DOCUMENT EXTRACT »
— BEGIN —

Stable
- Members: Homicide Ricky Reyes Julius Smokes Low Ki Rocky Romero Grim Reefer Slugger Benny Blanco Bison
- Debut: 2003
- Disbanded: 2007

= The Rottweilers =

Professional wrestling stable

The Rottweilers were a professional wrestling stable in Ring of Honor led by Homicide. The Rottweilers were known for their disrespect towards the Code of Honor and often used cheap tactics to win matches.

==History==
The Rottweilers started out as a stable to help Homicide feud with Steve Corino's stable, The Group. Initially, The Rottweilers were Homicide, Julius Smokes, Slugger, Grim Reefer, Bison, and Benny Blanco. However, this version of the stable gradually dwindled down to only Homicide and Smokes.

At Reborn: Stage One, Homicide challenged Samoa Joe for the ROH World Championship. During the match, the lights in the arena went out and Homicide threw a fireball at Joe, getting himself disqualified. It was revealed that Ricky Reyes was responsible, and that he and Rocky Romero (together known as the Havana Pitbulls) were the newest members of The Rottweilers. Homicide continued to feud with Joe, and at Reborn: Completion a six man tag match was held with The Rottweilers taking on Joe and The Briscoe Brothers. After the match, Low Ki returned to ROH and attacked Samoa Joe to become a member of The Rottweilers.

The feuds against Samoa Joe and the Briscoe Brothers continued. Homicide would challenge Joe again for the title at Death before Dishonor II: Part One, and the next night, Homicide and Low Ki won singles matches against Jay and Mark Briscoe. The Briscoes would defeat Homicide and Low Ki at Testing The Limit in a tag team match. That same night, Rocky Romero and Ricky Reyes won the ROH Tag Team Titles.

In late 2004, Bryan Danielson began feuding with The Rottweilers. He defeated Homicide and Low Ki at two consecutive shows, and then began a best of five series with Homicide, with each match having a stipulation. Homicide won the first two matches (Submission match, Taped Fist match), but Danielson was able to win three in a row (Falls Count Anywhere, Lumberjack, Steel Cage), thus winning the series.

At Trios Tournament 2005, The Rottweilers won the Trios Tournament by defeating Generation Next in the final round, giving all three men any match they wanted. Homicide used this match to challenge ROH World Champion Austin Aries (the man Homicide pinned to win the tournament). Ricky Reyes went after the Tag Titles with Homicide against Tony Mamaluke and Sal Rinauro, and Rocky Romero challenged Bryan Danielson for the World Title. All three men lost their matches. After losing to Danielson, Romero left Ring of Honor.

The Rottweilers were still feuding with Samoa Joe, and this time Joe's protégé Jay Lethal became involved. At Manhattan Mayhem, Low Ki and Homicide beat Joe and Lethal. That night, Lethal was the victim of a Cop Killa / Ghetto Stomp combination that injured his neck and put him out of action. When Lethal returned, he wrestled singles matches against Homicide and Low Ki respectively, but couldn't beat either man. At The Homecoming, Homicide, Low Ki, and Ricky Reyes defeated Samoa Joe, Jay Lethal, and James Gibson in a six man tag match. It looked like Lethal was going to pin Low Ki, but the Rottweilers cheated to win. Lethal finally beat Low Ki at Glory By Honor IV.

— END —

REQUESTS »
1. Update the passage of the Rottweilers article from "The Rottweilers were a" up to and including "Homicide and Smokes.", replacing "stable" with "faction".
2. According to the Rottweilers article, which team did The Rottweilers beat in the final round of the Trios Tournament 2005?

RAW RECORDS »

— BEGIN —

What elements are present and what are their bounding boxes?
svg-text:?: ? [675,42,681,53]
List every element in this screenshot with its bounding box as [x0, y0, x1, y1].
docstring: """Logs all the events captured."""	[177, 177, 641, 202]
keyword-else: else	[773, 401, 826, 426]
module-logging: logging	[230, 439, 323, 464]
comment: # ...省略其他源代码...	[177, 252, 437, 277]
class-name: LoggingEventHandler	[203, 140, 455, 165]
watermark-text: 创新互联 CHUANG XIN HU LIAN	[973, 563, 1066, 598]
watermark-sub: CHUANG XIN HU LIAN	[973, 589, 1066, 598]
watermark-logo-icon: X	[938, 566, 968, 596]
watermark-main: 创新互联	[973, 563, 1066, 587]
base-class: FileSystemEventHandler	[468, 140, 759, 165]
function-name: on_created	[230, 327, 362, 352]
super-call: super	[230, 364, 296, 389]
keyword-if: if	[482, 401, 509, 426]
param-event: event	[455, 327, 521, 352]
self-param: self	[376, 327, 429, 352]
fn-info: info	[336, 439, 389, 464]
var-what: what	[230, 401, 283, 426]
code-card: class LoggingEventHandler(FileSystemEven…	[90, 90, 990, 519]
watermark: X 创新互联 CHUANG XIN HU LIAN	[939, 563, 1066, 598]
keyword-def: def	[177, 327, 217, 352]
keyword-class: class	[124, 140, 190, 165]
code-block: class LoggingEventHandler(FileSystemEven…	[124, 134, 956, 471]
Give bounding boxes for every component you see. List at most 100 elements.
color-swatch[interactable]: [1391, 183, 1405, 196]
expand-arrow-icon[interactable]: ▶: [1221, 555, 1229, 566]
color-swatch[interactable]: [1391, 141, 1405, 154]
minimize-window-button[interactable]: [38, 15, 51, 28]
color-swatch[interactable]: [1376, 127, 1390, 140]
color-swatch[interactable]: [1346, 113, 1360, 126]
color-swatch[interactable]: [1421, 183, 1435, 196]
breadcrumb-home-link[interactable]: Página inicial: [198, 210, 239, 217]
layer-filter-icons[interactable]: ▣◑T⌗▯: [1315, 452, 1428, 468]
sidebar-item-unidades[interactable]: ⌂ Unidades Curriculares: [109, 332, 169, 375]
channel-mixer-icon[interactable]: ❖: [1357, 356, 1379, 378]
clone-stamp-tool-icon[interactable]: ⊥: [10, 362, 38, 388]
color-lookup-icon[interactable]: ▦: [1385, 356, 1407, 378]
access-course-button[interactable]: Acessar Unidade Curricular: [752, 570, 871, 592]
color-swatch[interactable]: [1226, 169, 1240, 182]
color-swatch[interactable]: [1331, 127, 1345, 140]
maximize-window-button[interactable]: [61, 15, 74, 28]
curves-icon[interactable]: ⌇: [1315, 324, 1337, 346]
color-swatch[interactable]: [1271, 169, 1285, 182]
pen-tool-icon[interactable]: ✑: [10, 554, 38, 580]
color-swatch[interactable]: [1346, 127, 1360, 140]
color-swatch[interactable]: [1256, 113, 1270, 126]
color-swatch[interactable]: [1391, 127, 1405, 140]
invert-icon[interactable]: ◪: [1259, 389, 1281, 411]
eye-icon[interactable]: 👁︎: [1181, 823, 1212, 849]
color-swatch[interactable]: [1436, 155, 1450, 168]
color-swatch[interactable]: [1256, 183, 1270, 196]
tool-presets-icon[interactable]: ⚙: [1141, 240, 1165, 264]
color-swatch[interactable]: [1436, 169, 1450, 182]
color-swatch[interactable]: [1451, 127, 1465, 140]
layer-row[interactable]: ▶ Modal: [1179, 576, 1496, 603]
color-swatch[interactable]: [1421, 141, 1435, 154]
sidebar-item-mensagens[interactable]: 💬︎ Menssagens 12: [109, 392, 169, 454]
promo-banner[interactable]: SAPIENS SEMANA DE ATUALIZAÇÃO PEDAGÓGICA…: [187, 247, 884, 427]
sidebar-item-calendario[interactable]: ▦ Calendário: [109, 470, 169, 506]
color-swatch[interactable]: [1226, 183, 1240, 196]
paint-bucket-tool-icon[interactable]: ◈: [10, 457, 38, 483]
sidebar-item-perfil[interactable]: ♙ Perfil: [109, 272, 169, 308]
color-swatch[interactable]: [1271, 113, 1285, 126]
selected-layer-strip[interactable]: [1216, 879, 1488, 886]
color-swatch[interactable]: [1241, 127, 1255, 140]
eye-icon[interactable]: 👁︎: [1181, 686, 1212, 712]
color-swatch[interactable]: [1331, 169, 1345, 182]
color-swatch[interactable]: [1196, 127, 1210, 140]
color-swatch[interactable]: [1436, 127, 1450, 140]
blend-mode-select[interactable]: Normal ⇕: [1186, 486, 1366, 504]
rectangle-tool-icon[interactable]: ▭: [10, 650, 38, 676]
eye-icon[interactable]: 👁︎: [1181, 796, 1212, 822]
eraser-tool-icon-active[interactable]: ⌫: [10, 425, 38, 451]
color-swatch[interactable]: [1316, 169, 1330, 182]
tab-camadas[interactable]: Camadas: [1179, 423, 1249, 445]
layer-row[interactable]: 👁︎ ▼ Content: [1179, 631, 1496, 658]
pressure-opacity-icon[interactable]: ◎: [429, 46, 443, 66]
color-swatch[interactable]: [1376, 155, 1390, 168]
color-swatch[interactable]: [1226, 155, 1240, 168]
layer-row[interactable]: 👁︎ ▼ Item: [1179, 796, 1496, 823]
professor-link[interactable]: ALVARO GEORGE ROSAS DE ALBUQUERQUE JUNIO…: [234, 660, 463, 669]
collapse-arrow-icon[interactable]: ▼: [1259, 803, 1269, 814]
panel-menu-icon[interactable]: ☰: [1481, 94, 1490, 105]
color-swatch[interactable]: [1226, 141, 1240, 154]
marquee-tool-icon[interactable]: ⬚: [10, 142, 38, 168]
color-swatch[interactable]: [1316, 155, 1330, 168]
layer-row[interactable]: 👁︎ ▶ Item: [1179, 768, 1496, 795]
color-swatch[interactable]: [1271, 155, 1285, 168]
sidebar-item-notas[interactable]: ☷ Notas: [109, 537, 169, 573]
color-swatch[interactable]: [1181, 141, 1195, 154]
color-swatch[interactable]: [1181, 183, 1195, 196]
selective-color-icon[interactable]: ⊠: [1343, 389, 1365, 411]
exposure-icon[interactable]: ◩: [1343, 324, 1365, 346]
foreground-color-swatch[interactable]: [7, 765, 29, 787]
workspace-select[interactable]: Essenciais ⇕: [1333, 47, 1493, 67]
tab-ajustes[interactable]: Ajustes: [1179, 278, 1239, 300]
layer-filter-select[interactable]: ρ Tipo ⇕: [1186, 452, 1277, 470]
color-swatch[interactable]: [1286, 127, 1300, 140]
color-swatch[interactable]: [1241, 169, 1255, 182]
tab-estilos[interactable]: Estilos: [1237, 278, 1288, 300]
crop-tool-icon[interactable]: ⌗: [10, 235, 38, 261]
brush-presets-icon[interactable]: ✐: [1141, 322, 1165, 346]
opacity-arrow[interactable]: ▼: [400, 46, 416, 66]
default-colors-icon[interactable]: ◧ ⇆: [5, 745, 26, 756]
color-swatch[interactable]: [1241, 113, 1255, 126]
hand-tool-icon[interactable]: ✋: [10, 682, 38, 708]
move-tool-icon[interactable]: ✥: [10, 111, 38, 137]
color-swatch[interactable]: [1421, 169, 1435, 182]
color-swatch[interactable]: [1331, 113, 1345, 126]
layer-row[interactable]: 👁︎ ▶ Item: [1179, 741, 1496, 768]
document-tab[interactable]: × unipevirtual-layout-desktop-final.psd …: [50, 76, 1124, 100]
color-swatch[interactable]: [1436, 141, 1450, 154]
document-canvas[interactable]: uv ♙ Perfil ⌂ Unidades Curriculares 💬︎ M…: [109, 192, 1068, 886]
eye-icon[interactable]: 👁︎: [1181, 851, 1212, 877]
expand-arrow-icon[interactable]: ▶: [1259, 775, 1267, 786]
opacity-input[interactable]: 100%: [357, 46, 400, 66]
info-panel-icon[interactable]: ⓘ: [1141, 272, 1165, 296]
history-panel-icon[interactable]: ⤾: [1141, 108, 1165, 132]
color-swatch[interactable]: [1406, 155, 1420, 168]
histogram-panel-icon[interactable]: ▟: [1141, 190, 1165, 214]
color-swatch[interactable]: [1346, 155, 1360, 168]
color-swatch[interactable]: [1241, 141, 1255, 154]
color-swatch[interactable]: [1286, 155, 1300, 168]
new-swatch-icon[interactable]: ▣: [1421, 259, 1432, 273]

— END —

EXERCISE RESULTS »
1.
The Rottweilers were a professional wrestling faction in Ring of Honor led by Homicide. The Rottweilers were known for their disrespect towards the Code of Honor and often used cheap tactics to win matches.

==History==
The Rottweilers started out as a faction to help Homicide feud with Steve Corino's faction, The Group. Initially, The Rottweilers were Homicide, Julius Smokes, Slugger, Grim Reefer, Bison, and Benny Blanco. However, this version of the faction gradually dwindled down to only Homicide and Smokes.

2. Generation Next